## [Written instruction a]
Answer these questions about the SageMaker LinearLearner notebook:
(i) Which field of the review dataset is the model used to predict?
(ii) How is the log_votes field defined in the dataset schema?
(iii) What shape does the notebook print for the dataset?
━━ Excerpted passage
![MLU Logo](../data/MLU_Logo.png)

# <a name="0">Machine Learning Accelerator - Natural Language Processing - Lecture 2</a>

## Sagemaker built-in Training and Deployment with LinearLearner

In this notebook, we use Sagemaker's built-in machine learning model __LinearLearner__ to predict the __isPositive__ field of our review dataset.

Overall dataset schema:
* __reviewText:__ Text of the review
* __summary:__ Summary of the review
* __verified:__ Whether the purchase was verified (True or False)
* __time:__ UNIX timestamp for the review
* __log_votes:__ Logarithm-adjusted votes log(1+votes)
* __isPositive:__ Whether the review is positive or negative (1 or 0)

__Notes on AWS SageMaker__

* Fully managed machine learning service, to quickly and easily get you started on building and training machine learning models - we have seen that already! Integrated Jupyter notebook instances, with easy access to data sources for exploration and analysis, abstract away many of the messy infrastructural details needed for hands-on ML - you don't have to manage servers, install libraries/dependencies, etc.!


* Apart from easily building end-to-end machine learning models in SageMaker notebooks, like we did so far, SageMaker also provides a few __build-in common machine learning algorithms__ (check "SageMaker Examples" from your SageMaker instance top menu for a complete updated list) that are optimized to run efficiently against extremely large data in a distributed environment. __LinearLearner__ build-in algorithm in SageMaker is extremely fast at inference and can be trained at scale, in mini-batch fashion over GPU(s). The trained model can then be directly deployed into a production-ready hosted environment for easy access at inference. 

We will follow these steps:

1. <a href="#1">Read the dataset</a>
2. <a href="#2">Exploratory Data Analysis</a>
3. <a href="#3">Text Processing: Stop words removal and stemming</a>
4. <a href="#4">Training - Validation - Test Split</a>
5. <a href="#5">Data processing with Pipeline and ColumnTransform</a>
6. <a href="#6">Train a classifier with SageMaker build-in algorithm</a>
7. <a href="#7">Model evaluation</a>
8. <a href="#8">Deploy the model to an endpoint</a>
9. <a href="#9">Test the enpoint</a>
10. <a href="#10">Clean up model artifacts</a>

In [1]:
%pip install -q -r ../requirements.txt

Note: you may need to restart the kernel to use updated packages.


## 1. <a name="1">Reading the dataset</a>
(<a href="#0">Go to top</a>)

We will use the __pandas__ library to read our dataset.

In [2]:
import pandas as pd

df = pd.read_csv('../data/examples/AMAZON-REVIEW-DATA-CLASSIFICATION.csv')

print('The shape of the dataset is:', df.shape)

The shape of the dataset is: (70000, 6)


Let's look at the first five rows in the dataset.
━━━━
━━ Data supplied
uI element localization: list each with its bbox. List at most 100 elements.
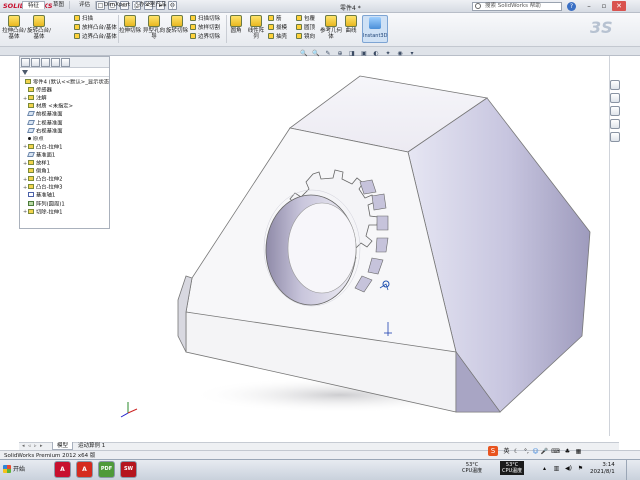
display-manager-tab-icon[interactable] (61, 58, 70, 67)
tab-features[interactable]: 特征 (22, 1, 46, 9)
tab-model[interactable]: 模型 (52, 442, 74, 450)
rib-button[interactable]: 筋 (268, 15, 282, 23)
ime-mode[interactable]: 英 (502, 447, 511, 456)
zoom-to-area-icon[interactable]: 🔍 (312, 50, 320, 58)
loft-boss-button[interactable]: 放样凸台/基体 (74, 24, 117, 32)
zoom-to-fit-icon[interactable]: 🔍 (300, 50, 308, 58)
tree-item[interactable]: + 凸台-拉伸3 (20, 184, 109, 191)
tree-item[interactable]: + 凸台-拉伸2 (20, 176, 109, 183)
mirror-button[interactable]: 镜向 (296, 33, 315, 41)
shell-button[interactable]: 抽壳 (268, 33, 287, 41)
sweep-button[interactable]: 扫描 (74, 15, 93, 23)
lofted-cut-button[interactable]: 放样切割 (190, 24, 220, 32)
moon-icon[interactable]: ☾ (512, 447, 521, 456)
pdf-app-icon[interactable]: PDF (98, 461, 115, 478)
solidworks-app-icon[interactable]: SW (120, 461, 137, 478)
appearances-icon[interactable] (610, 132, 620, 142)
tree-item[interactable]: + 凸台-拉伸1 (20, 143, 109, 151)
restore-button[interactable]: ▫ (597, 1, 611, 11)
autocad-app-icon[interactable]: A (54, 461, 71, 478)
curves-button[interactable]: 曲线 (343, 15, 359, 34)
design-library-icon[interactable] (610, 93, 620, 103)
edit-appearance-icon[interactable]: ✦ (384, 50, 392, 58)
grid-icon[interactable]: ▦ (574, 447, 583, 456)
hide-show-items-icon[interactable]: ◐ (372, 50, 380, 58)
graphics-area[interactable] (115, 56, 609, 439)
tab-evaluate[interactable]: 评估 (74, 1, 97, 9)
tree-item[interactable]: 原点 (20, 136, 109, 143)
system-clock[interactable]: 3:14 2021/8/1 (590, 462, 615, 476)
flag-icon[interactable]: ⚑ (576, 464, 585, 473)
filter-icon[interactable] (22, 70, 28, 75)
search-icon[interactable] (475, 3, 481, 9)
tree-item[interactable]: + 放样1 (20, 160, 109, 167)
tab-sketch[interactable]: 草图 (48, 1, 71, 9)
tab-nav-arrows[interactable]: ◂ ◃ ▹ ▸ (22, 443, 45, 449)
minimize-button[interactable]: – (582, 1, 596, 11)
tree-item-label: 凸台-拉伸2 (36, 176, 63, 183)
tree-item[interactable]: 基准轴1 (20, 192, 109, 199)
tree-item[interactable]: + 切除-拉伸1 (20, 208, 109, 216)
display-style-icon[interactable]: ▣ (360, 50, 368, 58)
tree-item[interactable]: 倒角1 (20, 168, 109, 175)
volume-icon[interactable]: ◀) (564, 464, 573, 473)
resources-icon[interactable] (610, 80, 620, 90)
start-button[interactable]: 开始 (2, 462, 42, 477)
network-icon[interactable]: ▥ (552, 464, 561, 473)
dome-button[interactable]: 圆顶 (296, 24, 315, 32)
dimxpert-manager-tab-icon[interactable] (51, 58, 60, 67)
fillet-button[interactable]: 圆角 (228, 15, 244, 34)
view-settings-icon[interactable]: ▾ (408, 50, 416, 58)
boundary-cut-button[interactable]: 边界切除 (190, 33, 220, 41)
linear-pattern-button[interactable]: 线性阵列 (246, 15, 266, 40)
extrude-cut-button[interactable]: 拉伸切除 (119, 15, 141, 34)
tree-item[interactable]: + 注解 (20, 95, 109, 102)
tree-item[interactable]: 传感器 (20, 87, 109, 94)
keyboard-icon[interactable]: ⌨ (551, 447, 560, 456)
search-input[interactable]: 搜索 SolidWorks 帮助 (472, 2, 562, 11)
next-tab-icon[interactable]: ▹ (34, 443, 39, 449)
tray-arrow-icon[interactable]: ▴ (540, 464, 549, 473)
tree-item[interactable]: 阵列(圆周)1 (20, 200, 109, 208)
hole-wizard-button[interactable]: 异型孔向导 (143, 15, 165, 40)
tree-item[interactable]: 上视基准面 (20, 119, 109, 127)
view-orientation-icon[interactable]: ◨ (348, 50, 356, 58)
tab-dimxpert[interactable]: DimXpert (99, 1, 137, 9)
feature-manager-tab-icon[interactable] (21, 58, 30, 67)
wrap-button[interactable]: 包覆 (296, 15, 315, 23)
configuration-manager-tab-icon[interactable] (41, 58, 50, 67)
revolve-cut-button[interactable]: 旋转切除 (166, 15, 188, 34)
sogou-ime-icon[interactable]: S (488, 446, 498, 456)
previous-view-icon[interactable]: ✎ (324, 50, 332, 58)
prev-tab-icon[interactable]: ◃ (28, 443, 33, 449)
boundary-boss-button[interactable]: 边界凸台/基体 (74, 33, 117, 41)
view-palette-icon[interactable] (610, 119, 620, 129)
file-explorer-icon[interactable] (610, 106, 620, 116)
close-button[interactable]: ✕ (612, 1, 626, 11)
show-desktop-button[interactable] (626, 459, 640, 480)
reference-geometry-button[interactable]: 参考几何体 (320, 15, 342, 40)
tree-item[interactable]: 基准面1 (20, 151, 109, 159)
mic-icon[interactable]: 🎤 (540, 447, 549, 456)
first-tab-icon[interactable]: ◂ (22, 443, 27, 449)
property-manager-tab-icon[interactable] (31, 58, 40, 67)
revolve-boss-button[interactable]: 旋转凸台/基体 (27, 15, 51, 40)
draft-button[interactable]: 拔模 (268, 24, 287, 32)
swept-cut-button[interactable]: 扫描切除 (190, 15, 220, 23)
skin-icon[interactable]: ♣ (563, 447, 572, 456)
last-tab-icon[interactable]: ▸ (40, 443, 45, 449)
tree-item[interactable]: 零件4 (默认<<默认>_显示状态 (20, 79, 109, 86)
tree-item[interactable]: 右视基准面 (20, 127, 109, 135)
tab-office-products[interactable]: 办公室产品 (134, 1, 173, 9)
apply-scene-icon[interactable]: ◉ (396, 50, 404, 58)
tree-filter[interactable] (20, 69, 109, 77)
tree-item[interactable]: 材质 <未指定> (20, 103, 109, 110)
extrude-boss-button[interactable]: 拉伸凸台/基体 (2, 15, 26, 40)
section-view-icon[interactable]: ⊕ (336, 50, 344, 58)
acrobat-app-icon[interactable]: A (76, 461, 93, 478)
help-icon[interactable]: ? (567, 2, 576, 11)
punct-icon[interactable]: °, (522, 447, 531, 456)
tree-item[interactable]: 前视基准面 (20, 111, 109, 118)
tab-motion-study[interactable]: 运动算例 1 (74, 442, 109, 450)
emoji-icon[interactable]: ☺ (531, 447, 540, 456)
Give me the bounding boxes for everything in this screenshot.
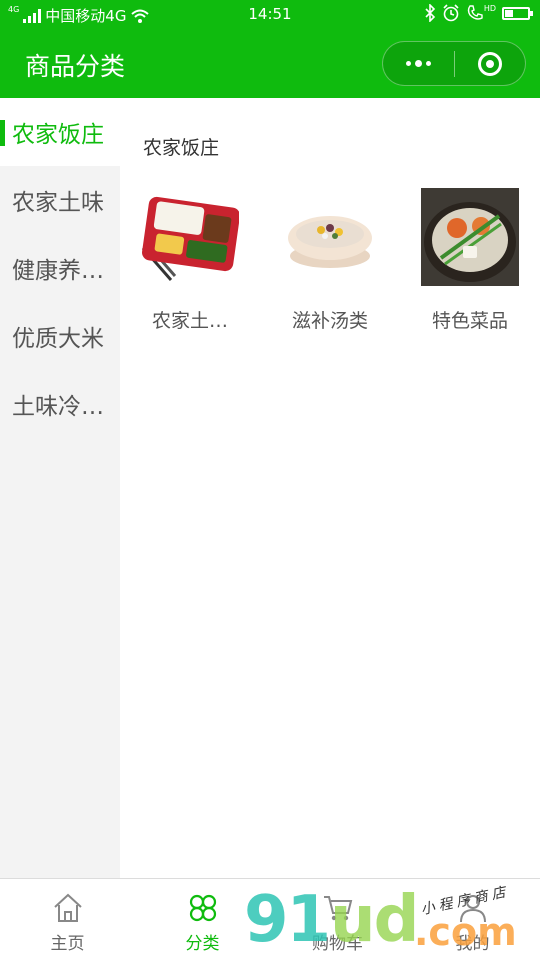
home-icon: [53, 893, 82, 922]
product-label: 特色菜品: [431, 310, 508, 332]
product-card[interactable]: 农家土…: [120, 188, 260, 333]
tab-label: 分类: [185, 934, 220, 954]
battery-icon: [502, 6, 533, 20]
hd-label: HD: [483, 4, 496, 13]
sidebar-item-youzhi-dami[interactable]: 优质大米: [0, 302, 120, 370]
crab-pot-image: [421, 188, 519, 286]
sidebar-item-label: 优质大米: [12, 326, 104, 352]
tab-bar: 主页 分类 购物车 我的: [0, 878, 540, 960]
category-icon: [189, 894, 216, 922]
sidebar-item-jiankang-yang[interactable]: 健康养…: [0, 234, 120, 302]
user-icon: [459, 895, 486, 923]
section-title: 农家饭庄: [143, 137, 220, 159]
sidebar-item-label: 农家土味: [12, 190, 104, 216]
sidebar-item-label: 土味冷…: [12, 394, 104, 420]
product-grid: 农家土… 滋补汤类 特色菜品: [120, 188, 540, 333]
tab-home[interactable]: 主页: [0, 879, 135, 960]
phone-icon: [467, 5, 483, 20]
cart-icon: [323, 896, 352, 921]
tab-label: 我的: [455, 934, 490, 954]
more-dots-icon: [405, 60, 431, 67]
soup-bowl-image: [281, 188, 379, 286]
close-miniprogram-button[interactable]: [455, 42, 526, 85]
alarm-icon: [443, 4, 459, 22]
status-right: HD: [424, 4, 533, 22]
sidebar-item-nongjia-tuwei[interactable]: 农家土味: [0, 166, 120, 234]
tab-label: 购物车: [312, 934, 363, 954]
app-root: 4G 中国移动4G 14:51 HD 商品分类 农家饭庄 农家土味 健康养… 优…: [0, 0, 540, 960]
tab-cart[interactable]: 购物车: [270, 879, 405, 960]
target-icon: [477, 51, 502, 76]
nav-bar: 商品分类: [0, 30, 540, 98]
product-card[interactable]: 特色菜品: [400, 188, 540, 333]
category-sidebar: 农家饭庄 农家土味 健康养… 优质大米 土味冷…: [0, 98, 120, 878]
sidebar-item-tuwei-leng[interactable]: 土味冷…: [0, 370, 120, 438]
category-content: 农家饭庄 农家土… 滋补汤类 特色菜品: [120, 98, 540, 878]
tab-label: 主页: [50, 934, 85, 954]
bluetooth-icon: [425, 4, 435, 22]
product-card[interactable]: 滋补汤类: [260, 188, 400, 333]
page-title: 商品分类: [25, 52, 126, 81]
sidebar-item-label: 农家饭庄: [12, 122, 104, 148]
tab-mine[interactable]: 我的: [405, 879, 540, 960]
tab-category[interactable]: 分类: [135, 879, 270, 960]
bento-box-image: [141, 188, 239, 286]
sidebar-item-nongjia-fanzhuang[interactable]: 农家饭庄: [0, 98, 120, 166]
product-label: 滋补汤类: [291, 310, 368, 332]
more-button[interactable]: [383, 42, 454, 85]
miniprogram-capsule: [382, 41, 526, 86]
sidebar-item-label: 健康养…: [12, 258, 104, 284]
product-label: 农家土…: [151, 310, 228, 332]
status-bar: 4G 中国移动4G 14:51 HD: [0, 0, 540, 30]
━━━━
## [Written instruction b]
Put the lines of the stored entries into a JSON list of strings, one string per line, omitting blank lines. Begin at the line that contains "home-icon: [53, 893, 82, 922]" and stop after the line that contains "app-root: 4G 中国移动4G".

## [Task output a]
(i) The isPositive field.
(ii) As logarithm-adjusted votes, log(1+votes).
(iii) (70000, 6)

## [Task output b]
[
  "home-icon: [53, 893, 82, 922]",
  "product-label: 特色菜品: [431, 310, 508, 332]",
  "product-card[interactable]: 农家土…: [120, 188, 260, 333]",
  "tab-label: 分类: [185, 934, 220, 954]",
  "battery-icon: [502, 6, 533, 20]",
  "hd-label: HD: [483, 4, 496, 13]",
  "sidebar-item-youzhi-dami[interactable]: 优质大米: [0, 302, 120, 370]",
  "crab-pot-image: [421, 188, 519, 286]",
  "sidebar-item-label: 优质大米: [12, 326, 104, 352]",
  "tab-bar: 主页 分类 购物车 我的: [0, 878, 540, 960]",
  "category-icon: [189, 894, 216, 922]",
  "sidebar-item-jiankang-yang[interactable]: 健康养…: [0, 234, 120, 302]",
  "user-icon: [459, 895, 486, 923]",
  "section-title: 农家饭庄: [143, 137, 220, 159]",
  "sidebar-item-label: 农家土味: [12, 190, 104, 216]",
  "sidebar-item-label: 土味冷…: [12, 394, 104, 420]",
  "product-grid: 农家土… 滋补汤类 特色菜品: [120, 188, 540, 333]",
  "tab-home[interactable]: 主页: [0, 879, 135, 960]",
  "phone-icon: [467, 5, 483, 20]",
  "cart-icon: [323, 896, 352, 921]",
  "tab-label: 我的: [455, 934, 490, 954]",
  "more-dots-icon: [405, 60, 431, 67]",
  "soup-bowl-image: [281, 188, 379, 286]",
  "close-miniprogram-button[interactable]: [455, 42, 526, 85]",
  "alarm-icon: [443, 4, 459, 22]",
  "status-right: HD: [424, 4, 533, 22]",
  "sidebar-item-nongjia-tuwei[interactable]: 农家土味: [0, 166, 120, 234]",
  "tab-label: 购物车: [312, 934, 363, 954]",
  "app-root: 4G 中国移动4G 14:51 HD 商品分类 农家饭庄 农家土味 健康养… 优…: [0, 0, 540, 960]"
]